====== RECORDS FOR THE TASK

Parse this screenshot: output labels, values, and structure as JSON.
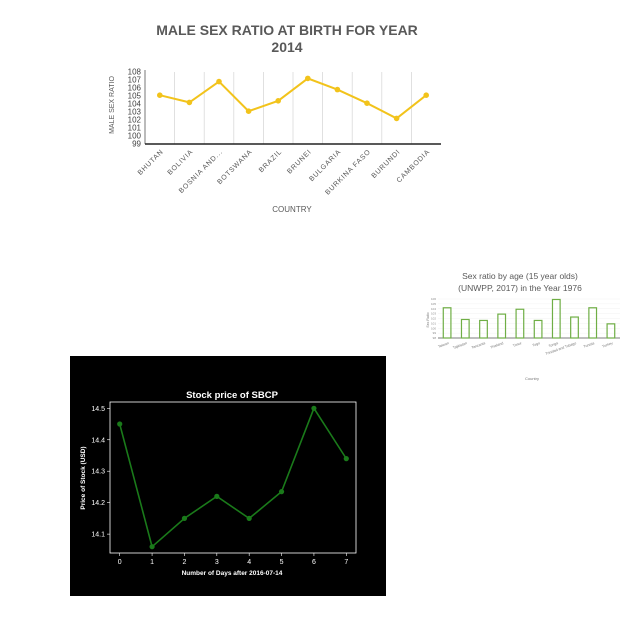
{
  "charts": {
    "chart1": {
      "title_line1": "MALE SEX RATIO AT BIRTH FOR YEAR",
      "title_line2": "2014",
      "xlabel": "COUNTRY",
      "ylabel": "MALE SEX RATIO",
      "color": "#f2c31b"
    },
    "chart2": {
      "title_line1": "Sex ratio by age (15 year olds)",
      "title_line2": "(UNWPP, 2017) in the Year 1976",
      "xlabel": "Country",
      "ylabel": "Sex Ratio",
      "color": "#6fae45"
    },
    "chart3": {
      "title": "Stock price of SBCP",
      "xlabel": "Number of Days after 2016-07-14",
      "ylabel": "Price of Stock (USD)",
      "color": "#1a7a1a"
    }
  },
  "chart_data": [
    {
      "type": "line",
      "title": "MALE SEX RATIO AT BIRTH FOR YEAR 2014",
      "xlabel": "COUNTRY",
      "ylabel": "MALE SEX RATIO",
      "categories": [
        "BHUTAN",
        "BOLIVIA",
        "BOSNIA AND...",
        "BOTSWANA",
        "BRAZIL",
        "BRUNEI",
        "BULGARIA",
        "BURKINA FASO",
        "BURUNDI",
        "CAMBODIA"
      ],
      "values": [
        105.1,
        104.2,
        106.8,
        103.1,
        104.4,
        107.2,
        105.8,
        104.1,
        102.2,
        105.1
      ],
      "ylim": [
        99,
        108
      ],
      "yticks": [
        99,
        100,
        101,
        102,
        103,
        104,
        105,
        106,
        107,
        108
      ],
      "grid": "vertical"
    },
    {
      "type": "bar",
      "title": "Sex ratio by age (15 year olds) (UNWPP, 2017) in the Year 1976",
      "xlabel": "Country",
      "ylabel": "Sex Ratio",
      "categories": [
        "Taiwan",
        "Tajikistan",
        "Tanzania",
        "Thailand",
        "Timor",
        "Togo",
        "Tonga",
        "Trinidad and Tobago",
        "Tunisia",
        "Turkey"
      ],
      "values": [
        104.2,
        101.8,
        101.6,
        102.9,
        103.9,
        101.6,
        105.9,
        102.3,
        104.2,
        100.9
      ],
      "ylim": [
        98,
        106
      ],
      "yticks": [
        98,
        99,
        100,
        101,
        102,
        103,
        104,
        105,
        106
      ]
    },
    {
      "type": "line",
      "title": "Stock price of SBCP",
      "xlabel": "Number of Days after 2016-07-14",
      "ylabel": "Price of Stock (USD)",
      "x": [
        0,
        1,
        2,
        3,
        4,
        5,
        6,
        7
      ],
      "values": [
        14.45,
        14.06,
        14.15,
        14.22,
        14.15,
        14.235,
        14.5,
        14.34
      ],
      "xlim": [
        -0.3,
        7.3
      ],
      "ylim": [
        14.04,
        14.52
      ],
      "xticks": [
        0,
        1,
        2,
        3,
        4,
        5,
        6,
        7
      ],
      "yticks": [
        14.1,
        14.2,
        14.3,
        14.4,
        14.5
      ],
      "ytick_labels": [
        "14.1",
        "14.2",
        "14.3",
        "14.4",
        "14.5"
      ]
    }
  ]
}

============
====== RECORDS FOR THE TASK

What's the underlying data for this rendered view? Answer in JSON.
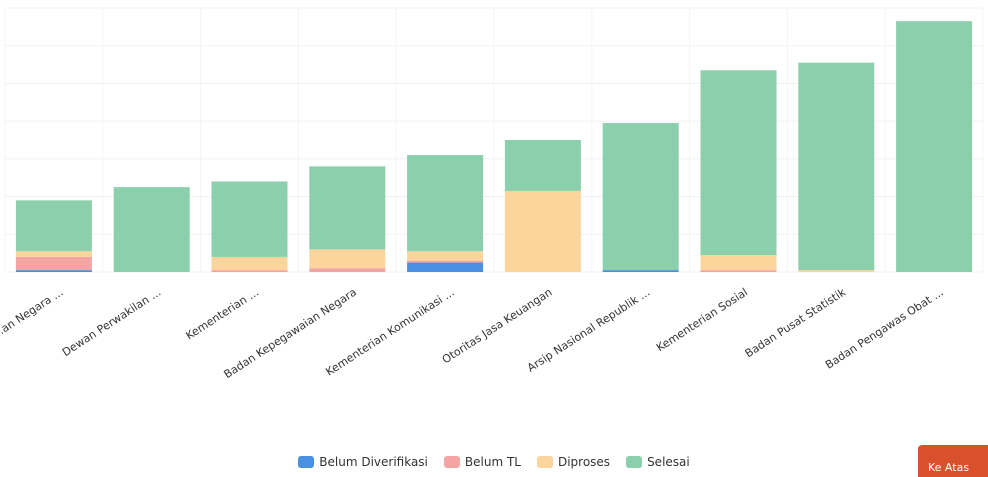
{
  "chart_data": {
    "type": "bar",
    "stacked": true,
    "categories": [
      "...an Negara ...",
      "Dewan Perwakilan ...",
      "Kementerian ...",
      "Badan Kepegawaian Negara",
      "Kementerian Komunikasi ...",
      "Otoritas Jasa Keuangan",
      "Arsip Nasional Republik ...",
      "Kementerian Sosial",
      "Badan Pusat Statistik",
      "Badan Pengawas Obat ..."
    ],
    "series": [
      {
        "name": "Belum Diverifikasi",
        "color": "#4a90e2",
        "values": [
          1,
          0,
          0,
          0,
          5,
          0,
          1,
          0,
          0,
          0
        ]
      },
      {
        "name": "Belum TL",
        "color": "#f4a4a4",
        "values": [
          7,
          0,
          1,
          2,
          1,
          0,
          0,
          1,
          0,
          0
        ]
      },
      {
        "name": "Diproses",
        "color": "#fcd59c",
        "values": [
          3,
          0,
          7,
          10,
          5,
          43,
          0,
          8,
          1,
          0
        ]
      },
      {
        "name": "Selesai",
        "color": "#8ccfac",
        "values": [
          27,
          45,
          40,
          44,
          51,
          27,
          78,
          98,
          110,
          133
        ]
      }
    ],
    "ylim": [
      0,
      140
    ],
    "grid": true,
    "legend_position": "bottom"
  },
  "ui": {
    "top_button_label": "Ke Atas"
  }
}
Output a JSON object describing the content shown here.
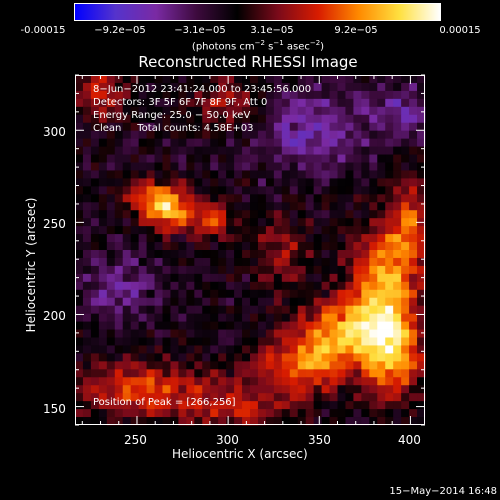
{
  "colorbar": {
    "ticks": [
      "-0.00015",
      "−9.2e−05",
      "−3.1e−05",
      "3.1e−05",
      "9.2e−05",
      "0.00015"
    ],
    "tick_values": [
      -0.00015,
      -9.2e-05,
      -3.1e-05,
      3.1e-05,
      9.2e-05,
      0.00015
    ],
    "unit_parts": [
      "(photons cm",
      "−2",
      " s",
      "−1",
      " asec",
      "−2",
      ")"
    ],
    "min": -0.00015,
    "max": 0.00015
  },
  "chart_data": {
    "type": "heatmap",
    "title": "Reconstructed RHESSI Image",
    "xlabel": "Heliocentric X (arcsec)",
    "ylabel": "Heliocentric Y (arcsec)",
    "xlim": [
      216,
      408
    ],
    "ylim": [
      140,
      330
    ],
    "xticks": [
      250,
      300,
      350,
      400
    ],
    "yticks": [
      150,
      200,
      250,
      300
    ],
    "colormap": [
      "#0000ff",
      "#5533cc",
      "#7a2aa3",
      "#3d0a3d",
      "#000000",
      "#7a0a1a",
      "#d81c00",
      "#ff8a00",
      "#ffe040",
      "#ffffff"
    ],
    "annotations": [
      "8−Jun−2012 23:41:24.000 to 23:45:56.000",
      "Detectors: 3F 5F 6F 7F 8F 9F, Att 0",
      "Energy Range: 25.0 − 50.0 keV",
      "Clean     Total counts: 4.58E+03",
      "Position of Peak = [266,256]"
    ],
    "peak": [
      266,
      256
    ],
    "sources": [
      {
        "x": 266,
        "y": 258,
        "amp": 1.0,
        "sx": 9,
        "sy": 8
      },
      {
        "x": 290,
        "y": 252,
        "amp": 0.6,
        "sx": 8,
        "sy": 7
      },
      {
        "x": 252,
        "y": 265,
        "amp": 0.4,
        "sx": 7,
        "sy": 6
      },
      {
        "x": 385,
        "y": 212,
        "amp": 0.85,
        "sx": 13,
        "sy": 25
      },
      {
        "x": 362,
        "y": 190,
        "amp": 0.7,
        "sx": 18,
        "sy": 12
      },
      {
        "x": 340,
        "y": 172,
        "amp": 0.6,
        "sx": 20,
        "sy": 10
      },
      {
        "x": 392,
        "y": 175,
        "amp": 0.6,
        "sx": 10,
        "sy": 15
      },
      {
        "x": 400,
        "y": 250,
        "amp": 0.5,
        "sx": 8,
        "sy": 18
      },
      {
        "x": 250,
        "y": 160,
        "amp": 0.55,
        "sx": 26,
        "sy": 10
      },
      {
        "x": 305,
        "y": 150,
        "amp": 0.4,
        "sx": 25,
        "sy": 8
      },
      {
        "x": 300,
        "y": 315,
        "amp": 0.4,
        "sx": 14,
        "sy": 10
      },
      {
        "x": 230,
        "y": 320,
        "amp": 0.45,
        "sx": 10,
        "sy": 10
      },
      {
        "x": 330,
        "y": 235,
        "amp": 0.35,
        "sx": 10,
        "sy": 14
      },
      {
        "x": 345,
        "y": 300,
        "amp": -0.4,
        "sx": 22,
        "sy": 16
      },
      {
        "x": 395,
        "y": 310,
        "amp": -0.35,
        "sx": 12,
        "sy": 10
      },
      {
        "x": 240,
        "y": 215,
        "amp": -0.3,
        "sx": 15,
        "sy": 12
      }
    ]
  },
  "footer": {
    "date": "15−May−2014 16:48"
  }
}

============

WHAT YOU ARE ASKED TO DO:
Your answer should be only a number: how many lines of the data above contain the string "Negara"?

SOLUTION TO THIS EXERCISE:
2